(RAW RECORDS)

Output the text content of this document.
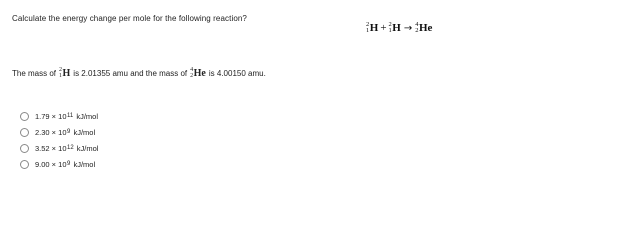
Calculate the energy change per mole for the following reaction?
2
1 H + 2
1 H → 4
2 He
The mass of 2
1 H is 2.01355 amu and the mass of 4
2 He is 4.00150 amu.
1.79 × 10 11
kJ/mol
2.30 × 10 9
kJ/mol
3.52 × 10 12
kJ/mol
9.00 × 10 9
kJ/mol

(GIVEN TASK) Tally the lines containing "mass". Provide the number without any other words.

(SOLVED EXERCISE) 2